--- Exercise materials ---
[start]

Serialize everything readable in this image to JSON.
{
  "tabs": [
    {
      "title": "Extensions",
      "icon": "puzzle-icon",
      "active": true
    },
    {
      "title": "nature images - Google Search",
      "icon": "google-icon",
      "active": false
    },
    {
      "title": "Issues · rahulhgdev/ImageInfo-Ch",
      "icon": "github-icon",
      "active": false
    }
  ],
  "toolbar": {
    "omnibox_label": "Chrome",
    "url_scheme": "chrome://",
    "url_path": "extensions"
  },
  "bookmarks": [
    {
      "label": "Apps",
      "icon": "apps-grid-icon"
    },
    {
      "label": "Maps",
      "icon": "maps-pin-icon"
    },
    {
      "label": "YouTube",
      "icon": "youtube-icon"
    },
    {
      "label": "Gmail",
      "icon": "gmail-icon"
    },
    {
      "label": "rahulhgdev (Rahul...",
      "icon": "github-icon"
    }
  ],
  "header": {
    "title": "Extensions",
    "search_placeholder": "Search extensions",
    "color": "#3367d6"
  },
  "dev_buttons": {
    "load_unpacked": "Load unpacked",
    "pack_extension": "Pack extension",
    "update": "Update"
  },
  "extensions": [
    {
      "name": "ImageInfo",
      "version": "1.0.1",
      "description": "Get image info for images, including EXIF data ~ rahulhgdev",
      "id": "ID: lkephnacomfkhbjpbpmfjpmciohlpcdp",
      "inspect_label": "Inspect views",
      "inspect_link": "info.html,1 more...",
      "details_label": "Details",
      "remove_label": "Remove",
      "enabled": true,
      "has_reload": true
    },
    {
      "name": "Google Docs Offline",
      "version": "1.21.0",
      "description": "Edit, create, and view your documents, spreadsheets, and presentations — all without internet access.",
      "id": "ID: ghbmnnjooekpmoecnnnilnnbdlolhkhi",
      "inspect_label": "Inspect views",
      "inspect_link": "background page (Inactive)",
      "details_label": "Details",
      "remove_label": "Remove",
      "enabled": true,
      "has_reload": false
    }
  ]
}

[end]

--- Stated task ---
Quote each line above in full, word for word.

--- Output for this exercise ---
Serialize everything readable in this image to JSON.
{
  "tabs": [
    {
      "title": "Extensions",
      "icon": "puzzle-icon",
      "active": true
    },
    {
      "title": "nature images - Google Search",
      "icon": "google-icon",
      "active": false
    },
    {
      "title": "Issues · rahulhgdev/ImageInfo-Ch",
      "icon": "github-icon",
      "active": false
    }
  ],
  "toolbar": {
    "omnibox_label": "Chrome",
    "url_scheme": "chrome://",
    "url_path": "extensions"
  },
  "bookmarks": [
    {
      "label": "Apps",
      "icon": "apps-grid-icon"
    },
    {
      "label": "Maps",
      "icon": "maps-pin-icon"
    },
    {
      "label": "YouTube",
      "icon": "youtube-icon"
    },
    {
      "label": "Gmail",
      "icon": "gmail-icon"
    },
    {
      "label": "rahulhgdev (Rahul...",
      "icon": "github-icon"
    }
  ],
  "header": {
    "title": "Extensions",
    "search_placeholder": "Search extensions",
    "color": "#3367d6"
  },
  "dev_buttons": {
    "load_unpacked": "Load unpacked",
    "pack_extension": "Pack extension",
    "update": "Update"
  },
  "extensions": [
    {
      "name": "ImageInfo",
      "version": "1.0.1",
      "description": "Get image info for images, including EXIF data ~ rahulhgdev",
      "id": "ID: lkephnacomfkhbjpbpmfjpmciohlpcdp",
      "inspect_label": "Inspect views",
      "inspect_link": "info.html,1 more...",
      "details_label": "Details",
      "remove_label": "Remove",
      "enabled": true,
      "has_reload": true
    },
    {
      "name": "Google Docs Offline",
      "version": "1.21.0",
      "description": "Edit, create, and view your documents, spreadsheets, and presentations — all without internet access.",
      "id": "ID: ghbmnnjooekpmoecnnnilnnbdlolhkhi",
      "inspect_label": "Inspect views",
      "inspect_link": "background page (Inactive)",
      "details_label": "Details",
      "remove_label": "Remove",
      "enabled": true,
      "has_reload": false
    }
  ]
}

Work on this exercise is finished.